* GIVEN REQUEST: Extract the line that contains "Enumerate this screenshot's" and every line after it through the end of the records below, exactly as written, leaving out any pictures.

-------- DATA --------

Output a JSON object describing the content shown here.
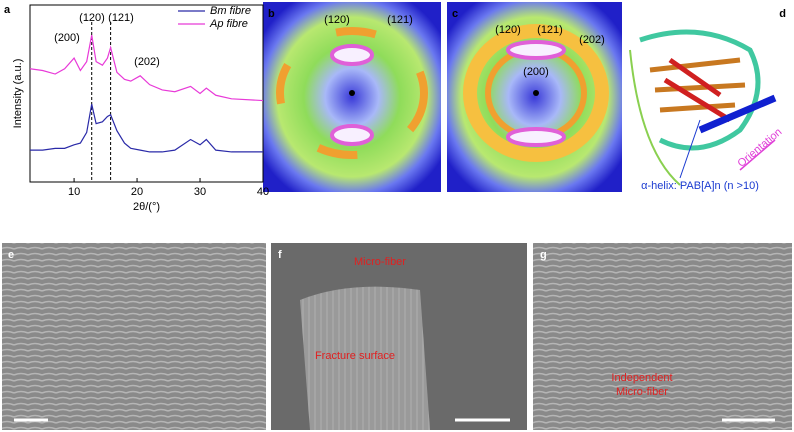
{
  "chart_data": {
    "type": "line",
    "x_label": "2θ/(°)",
    "y_label": "Intensity (a.u.)",
    "x": [
      3,
      5,
      7,
      8.5,
      10,
      11,
      12,
      12.8,
      13.5,
      14.5,
      15.3,
      15.8,
      16.8,
      18,
      19,
      20.5,
      22,
      24,
      26,
      28.5,
      30,
      31,
      32.5,
      35,
      40
    ],
    "series": [
      {
        "name": "Bm fibre",
        "color": "#2a2aa8",
        "values": [
          18,
          18,
          19,
          19,
          21,
          22,
          28,
          44,
          33,
          34,
          37,
          38,
          29,
          22,
          19,
          18,
          17,
          17,
          18,
          24,
          21,
          24,
          18,
          17,
          17
        ]
      },
      {
        "name": "Ap fibre",
        "color": "#e83ad8",
        "values": [
          64,
          63,
          61,
          64,
          70,
          63,
          68,
          83,
          68,
          66,
          70,
          76,
          62,
          58,
          57,
          60,
          55,
          52,
          51,
          54,
          50,
          53,
          49,
          47,
          46
        ]
      }
    ],
    "xlim": [
      3,
      40
    ],
    "xticks": [
      10,
      20,
      30,
      40
    ],
    "ylim": [
      0,
      100
    ],
    "reference_lines": [
      12.8,
      15.8
    ],
    "annotations": [
      "(200)",
      "(120)",
      "(121)",
      "(202)"
    ]
  },
  "panel_labels": [
    "a",
    "b",
    "c",
    "d",
    "e",
    "f",
    "g"
  ],
  "panel_b": {
    "labels": [
      "(120)",
      "(121)"
    ]
  },
  "panel_c": {
    "labels": [
      "(120)",
      "(121)",
      "(202)",
      "(200)"
    ]
  },
  "panel_d": {
    "helix_label": "α-helix: PAB[A]n (n >10)",
    "orientation": "Orientation"
  },
  "panel_f": {
    "labels": [
      "Micro-fiber",
      "Fracture surface"
    ]
  },
  "panel_g": {
    "labels": [
      "Independent",
      "Micro-fiber"
    ]
  }
}
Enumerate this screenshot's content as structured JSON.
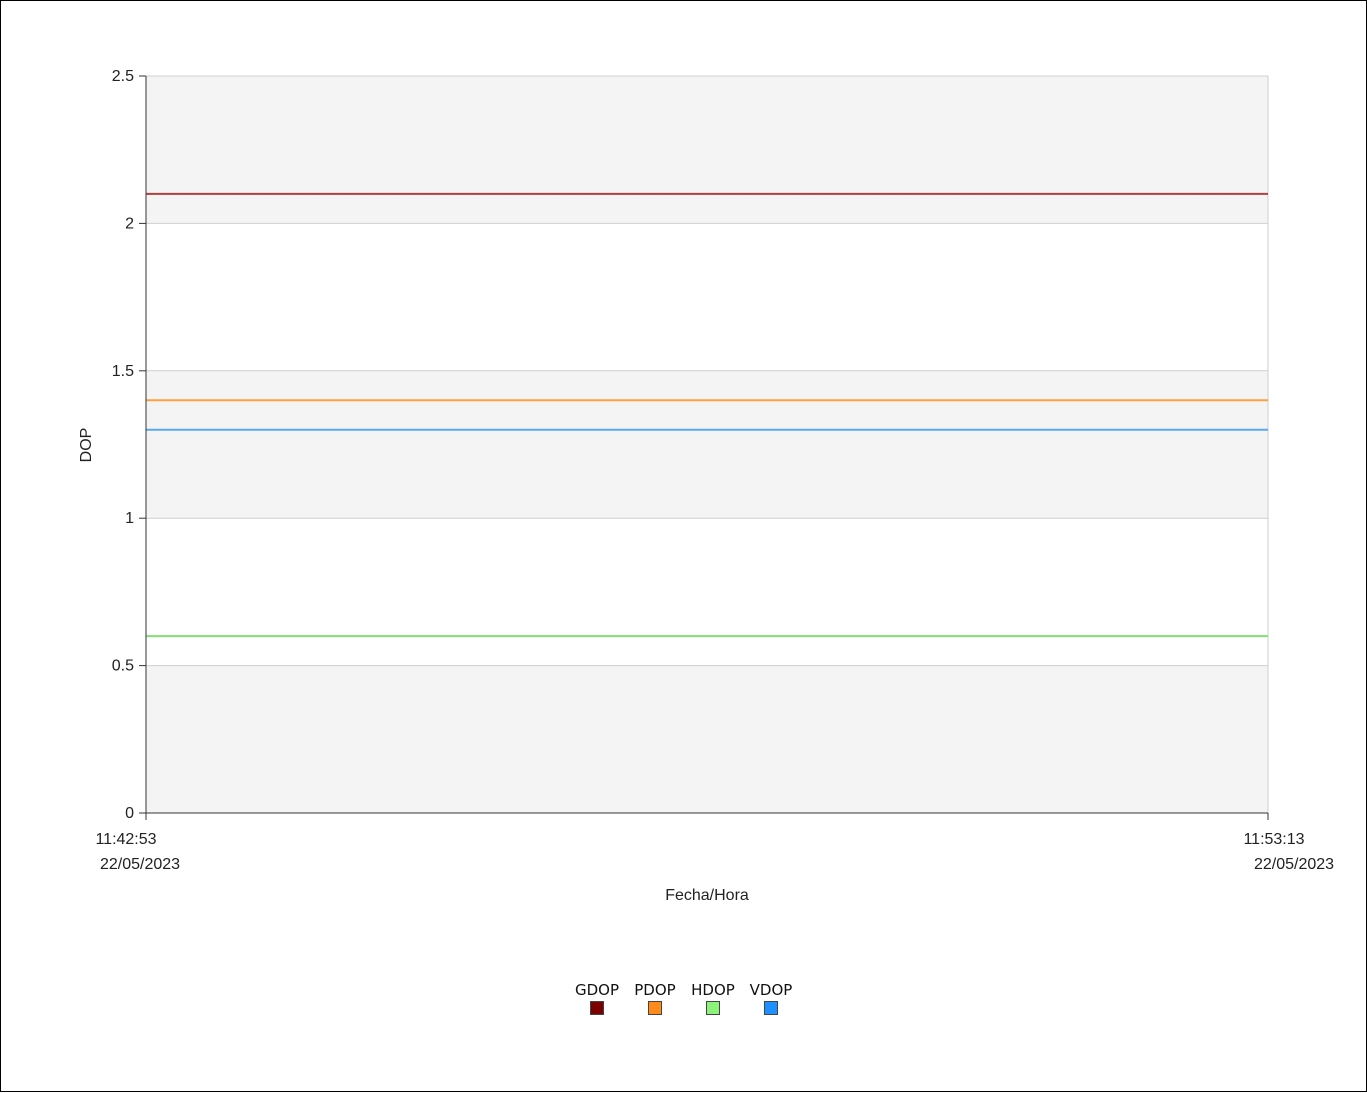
{
  "chart_data": {
    "type": "line",
    "ylabel": "DOP",
    "xlabel": "Fecha/Hora",
    "ylim": [
      0,
      2.5
    ],
    "yticks": [
      "0",
      "0.5",
      "1",
      "1.5",
      "2",
      "2.5"
    ],
    "x_range": [
      "22/05/2023 11:42:53",
      "22/05/2023 11:53:13"
    ],
    "xticks": [
      {
        "time": "11:42:53",
        "date": "22/05/2023"
      },
      {
        "time": "11:53:13",
        "date": "22/05/2023"
      }
    ],
    "grid": "horizontal, alternating bands",
    "legend_position": "bottom-center",
    "series": [
      {
        "name": "GDOP",
        "color": "#7b0000",
        "line_color": "#b04040",
        "x": [
          "22/05/2023 11:42:53",
          "22/05/2023 11:53:13"
        ],
        "values": [
          2.1,
          2.1
        ]
      },
      {
        "name": "PDOP",
        "color": "#ff8c1a",
        "line_color": "#ffa040",
        "x": [
          "22/05/2023 11:42:53",
          "22/05/2023 11:53:13"
        ],
        "values": [
          1.4,
          1.4
        ]
      },
      {
        "name": "HDOP",
        "color": "#8cf27a",
        "line_color": "#80e070",
        "x": [
          "22/05/2023 11:42:53",
          "22/05/2023 11:53:13"
        ],
        "values": [
          0.6,
          0.6
        ]
      },
      {
        "name": "VDOP",
        "color": "#1e90ff",
        "line_color": "#5aa8f0",
        "x": [
          "22/05/2023 11:42:53",
          "22/05/2023 11:53:13"
        ],
        "values": [
          1.3,
          1.3
        ]
      }
    ]
  }
}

--------

* SOLUTION TO THIS TASK:
Enumerate this screenshot's content as structured JSON.
{
  "chart_data": {
    "type": "line",
    "ylabel": "DOP",
    "xlabel": "Fecha/Hora",
    "ylim": [
      0,
      2.5
    ],
    "yticks": [
      "0",
      "0.5",
      "1",
      "1.5",
      "2",
      "2.5"
    ],
    "x_range": [
      "22/05/2023 11:42:53",
      "22/05/2023 11:53:13"
    ],
    "xticks": [
      {
        "time": "11:42:53",
        "date": "22/05/2023"
      },
      {
        "time": "11:53:13",
        "date": "22/05/2023"
      }
    ],
    "grid": "horizontal, alternating bands",
    "legend_position": "bottom-center",
    "series": [
      {
        "name": "GDOP",
        "color": "#7b0000",
        "line_color": "#b04040",
        "x": [
          "22/05/2023 11:42:53",
          "22/05/2023 11:53:13"
        ],
        "values": [
          2.1,
          2.1
        ]
      },
      {
        "name": "PDOP",
        "color": "#ff8c1a",
        "line_color": "#ffa040",
        "x": [
          "22/05/2023 11:42:53",
          "22/05/2023 11:53:13"
        ],
        "values": [
          1.4,
          1.4
        ]
      },
      {
        "name": "HDOP",
        "color": "#8cf27a",
        "line_color": "#80e070",
        "x": [
          "22/05/2023 11:42:53",
          "22/05/2023 11:53:13"
        ],
        "values": [
          0.6,
          0.6
        ]
      },
      {
        "name": "VDOP",
        "color": "#1e90ff",
        "line_color": "#5aa8f0",
        "x": [
          "22/05/2023 11:42:53",
          "22/05/2023 11:53:13"
        ],
        "values": [
          1.3,
          1.3
        ]
      }
    ]
  }
}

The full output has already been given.